* EXERCISE BRIEF
Copy out every line of the records where the string "juga" occurs.

--- BEGIN TASK MATERIAL ---

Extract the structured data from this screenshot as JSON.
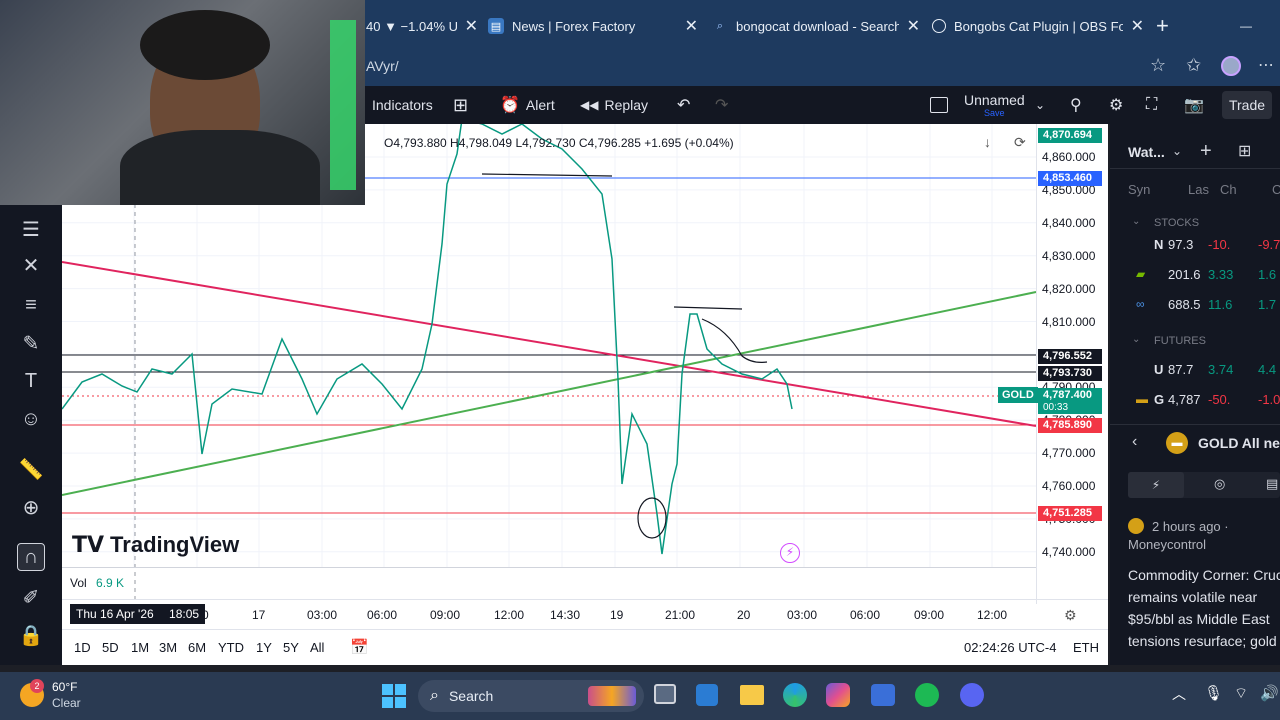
{
  "browser": {
    "tabs": [
      {
        "label": "40 ▼ −1.04% Un",
        "close": "✕"
      },
      {
        "label": "News | Forex Factory",
        "close": "✕"
      },
      {
        "label": "bongocat download - Search",
        "close": "✕"
      },
      {
        "label": "Bongobs Cat Plugin | OBS Foru",
        "close": "✕"
      }
    ],
    "new_tab": "+",
    "minimize": "—",
    "address": "AVyr/"
  },
  "toolbar": {
    "indicators": "Indicators",
    "alert": "Alert",
    "replay": "Replay",
    "layout_name": "Unnamed",
    "layout_save": "Save",
    "trade": "Trade"
  },
  "chart": {
    "ohlc": "O4,793.880 H4,798.049 L4,792.730 C4,796.285 +1.695 (+0.04%)",
    "symbol": "GOLD",
    "countdown": "00:33",
    "watermark": "TradingView",
    "volume_label": "Vol",
    "volume_value": "6.9 K",
    "cursor_date": "Thu 16 Apr '26",
    "cursor_time": "18:05",
    "price_ticks": [
      "4,860.000",
      "4,850.000",
      "4,840.000",
      "4,830.000",
      "4,820.000",
      "4,810.000",
      "4,800.000",
      "4,790.000",
      "4,780.000",
      "4,770.000",
      "4,760.000",
      "4,750.000",
      "4,740.000"
    ],
    "price_labels": [
      {
        "text": "4,870.694",
        "color": "#089981"
      },
      {
        "text": "4,853.460",
        "color": "#2962ff"
      },
      {
        "text": "4,796.552",
        "color": "#131722"
      },
      {
        "text": "4,793.730",
        "color": "#131722"
      },
      {
        "text": "4,787.400",
        "color": "#089981"
      },
      {
        "text": "4,785.890",
        "color": "#f23645"
      },
      {
        "text": "4,751.285",
        "color": "#f23645"
      }
    ],
    "time_ticks": [
      "0",
      "17",
      "03:00",
      "06:00",
      "09:00",
      "12:00",
      "14:30",
      "19",
      "21:00",
      "20",
      "03:00",
      "06:00",
      "09:00",
      "12:00"
    ],
    "ranges": [
      "1D",
      "5D",
      "1M",
      "3M",
      "6M",
      "YTD",
      "1Y",
      "5Y",
      "All"
    ],
    "clock": "02:24:26 UTC-4",
    "session": "ETH"
  },
  "watchlist": {
    "title": "Wat...",
    "columns": [
      "Syn",
      "Las",
      "Ch",
      "Ch"
    ],
    "section_stocks": "STOCKS",
    "stocks": [
      {
        "sym": "N",
        "last": "97.3",
        "chg": "-10.",
        "chgp": "-9.7",
        "color": "#f23645"
      },
      {
        "sym": "",
        "last": "201.6",
        "chg": "3.33",
        "chgp": "1.6",
        "color": "#089981"
      },
      {
        "sym": "",
        "last": "688.5",
        "chg": "11.6",
        "chgp": "1.7",
        "color": "#089981"
      }
    ],
    "section_futures": "FUTURES",
    "futures": [
      {
        "sym": "U",
        "last": "87.7",
        "chg": "3.74",
        "chgp": "4.4",
        "color": "#089981"
      },
      {
        "sym": "G",
        "last": "4,787",
        "chg": "-50.",
        "chgp": "-1.0",
        "color": "#f23645"
      }
    ],
    "news_header": "GOLD All nev",
    "news_time": "2 hours ago ·",
    "news_source": "Moneycontrol",
    "news_headline": "Commodity Corner: Cruc remains volatile near $95/bbl as Middle East tensions resurface; gold"
  },
  "taskbar": {
    "weather_temp": "60°F",
    "weather_desc": "Clear",
    "weather_badge": "2",
    "search": "Search"
  }
}
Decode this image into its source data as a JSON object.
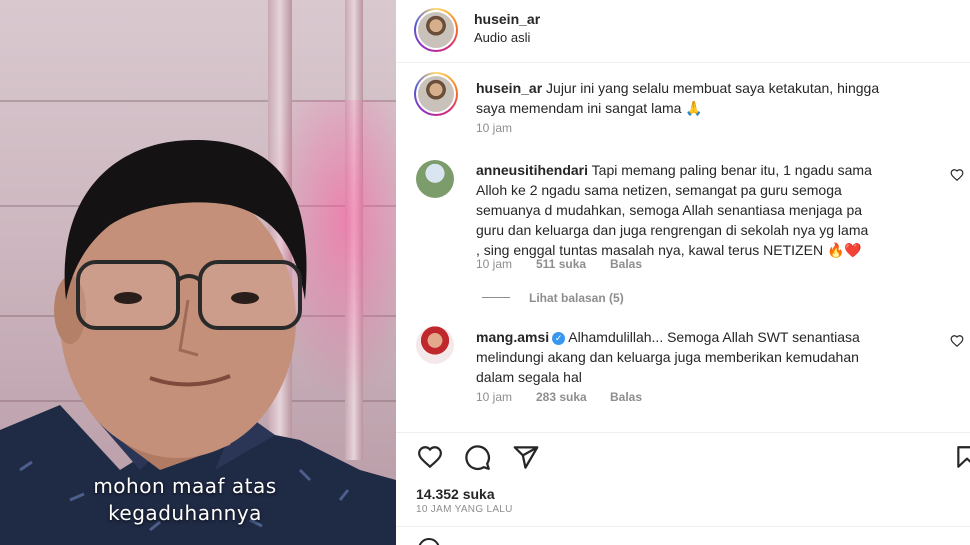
{
  "video": {
    "subtitle_line1": "mohon maaf atas",
    "subtitle_line2": "kegaduhannya"
  },
  "post_header": {
    "username": "husein_ar",
    "subtitle": "Audio asli"
  },
  "caption": {
    "username": "husein_ar",
    "text_line1": "Jujur ini yang selalu membuat saya ketakutan, hingga",
    "text_line2": "saya memendam ini sangat lama 🙏",
    "time": "10 jam"
  },
  "comments": [
    {
      "username": "anneusitihendari",
      "lines": [
        "Tapi memang paling benar itu, 1 ngadu sama",
        "Alloh ke 2 ngadu sama netizen, semangat pa guru semoga",
        "semuanya d mudahkan, semoga Allah senantiasa menjaga pa",
        "guru dan keluarga dan juga rengrengan di sekolah nya yg lama",
        ", sing enggal tuntas masalah nya, kawal terus NETIZEN 🔥❤️"
      ],
      "time": "10 jam",
      "likes": "511 suka",
      "reply": "Balas",
      "view_replies": "Lihat balasan (5)"
    },
    {
      "username": "mang.amsi",
      "verified": "✓",
      "lines": [
        "Alhamdulillah... Semoga Allah SWT senantiasa",
        "melindungi akang dan keluarga juga memberikan kemudahan",
        "dalam segala hal"
      ],
      "time": "10 jam",
      "likes": "283 suka",
      "reply": "Balas"
    }
  ],
  "actions": {
    "like_icon": "heart-icon",
    "comment_icon": "comment-icon",
    "share_icon": "paper-plane-icon",
    "save_icon": "bookmark-icon"
  },
  "stats": {
    "likes": "14.352 suka",
    "time_ago": "10 JAM YANG LALU"
  },
  "colors": {
    "accent_blue": "#3897f0",
    "text": "#262626",
    "muted": "#8e8e8e",
    "heart_red": "#ed4956"
  }
}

--- END TASK MATERIAL ---

* PROBLEM SOLUTION
        "guru dan keluarga dan juga rengrengan di sekolah nya yg lama",
        "melindungi akang dan keluarga juga memberikan kemudahan",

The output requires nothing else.